══ AVAILABLE RECORDS ══
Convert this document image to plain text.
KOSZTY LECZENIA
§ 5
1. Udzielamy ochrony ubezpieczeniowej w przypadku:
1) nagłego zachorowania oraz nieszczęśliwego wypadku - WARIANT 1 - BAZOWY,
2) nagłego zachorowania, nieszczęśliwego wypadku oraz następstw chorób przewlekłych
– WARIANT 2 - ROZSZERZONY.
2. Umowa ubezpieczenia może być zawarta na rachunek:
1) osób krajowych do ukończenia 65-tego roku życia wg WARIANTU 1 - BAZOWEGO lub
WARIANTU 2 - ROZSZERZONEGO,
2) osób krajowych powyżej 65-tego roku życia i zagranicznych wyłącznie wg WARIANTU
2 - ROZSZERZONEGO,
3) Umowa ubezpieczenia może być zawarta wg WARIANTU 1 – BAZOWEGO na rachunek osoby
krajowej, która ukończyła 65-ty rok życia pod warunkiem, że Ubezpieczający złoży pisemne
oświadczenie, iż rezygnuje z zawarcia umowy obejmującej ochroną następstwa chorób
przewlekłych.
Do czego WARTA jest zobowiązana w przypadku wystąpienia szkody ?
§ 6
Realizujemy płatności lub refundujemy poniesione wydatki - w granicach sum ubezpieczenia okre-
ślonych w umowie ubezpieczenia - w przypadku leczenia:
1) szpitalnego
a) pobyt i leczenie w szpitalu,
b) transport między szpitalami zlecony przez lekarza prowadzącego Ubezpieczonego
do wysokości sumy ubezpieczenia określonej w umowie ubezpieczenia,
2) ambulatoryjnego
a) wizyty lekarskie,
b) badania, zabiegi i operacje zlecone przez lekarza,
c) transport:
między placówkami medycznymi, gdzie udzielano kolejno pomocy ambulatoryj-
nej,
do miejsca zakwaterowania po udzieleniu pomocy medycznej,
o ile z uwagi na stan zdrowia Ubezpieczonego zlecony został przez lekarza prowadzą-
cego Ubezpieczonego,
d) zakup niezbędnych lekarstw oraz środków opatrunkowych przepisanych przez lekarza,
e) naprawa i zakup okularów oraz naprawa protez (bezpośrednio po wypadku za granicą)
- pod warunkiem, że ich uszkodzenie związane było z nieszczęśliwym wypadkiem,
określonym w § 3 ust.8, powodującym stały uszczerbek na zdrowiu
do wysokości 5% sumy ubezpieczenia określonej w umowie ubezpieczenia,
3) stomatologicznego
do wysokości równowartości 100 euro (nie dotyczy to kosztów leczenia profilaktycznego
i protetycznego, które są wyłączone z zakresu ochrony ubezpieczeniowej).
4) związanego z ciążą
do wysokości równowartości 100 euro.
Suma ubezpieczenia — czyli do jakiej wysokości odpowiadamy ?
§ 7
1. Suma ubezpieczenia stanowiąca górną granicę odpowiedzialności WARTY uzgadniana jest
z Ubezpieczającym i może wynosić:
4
═══
══ AVAILABLE RECORDS ══
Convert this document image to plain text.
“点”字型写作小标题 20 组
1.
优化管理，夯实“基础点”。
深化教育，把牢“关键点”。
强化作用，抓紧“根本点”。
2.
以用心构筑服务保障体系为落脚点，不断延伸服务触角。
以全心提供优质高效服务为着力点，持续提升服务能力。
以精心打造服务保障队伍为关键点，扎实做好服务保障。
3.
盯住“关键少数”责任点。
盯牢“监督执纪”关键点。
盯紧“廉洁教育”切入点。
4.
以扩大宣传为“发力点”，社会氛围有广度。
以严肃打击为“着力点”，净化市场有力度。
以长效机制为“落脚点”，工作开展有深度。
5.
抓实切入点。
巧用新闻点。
═══
## OBJECTIVE
Which lines of the data include "transport"? Copy each of them.

## OUTPUT BELOW
b) transport między szpitalami zlecony przez lekarza prowadzącego Ubezpieczonego
c) transport:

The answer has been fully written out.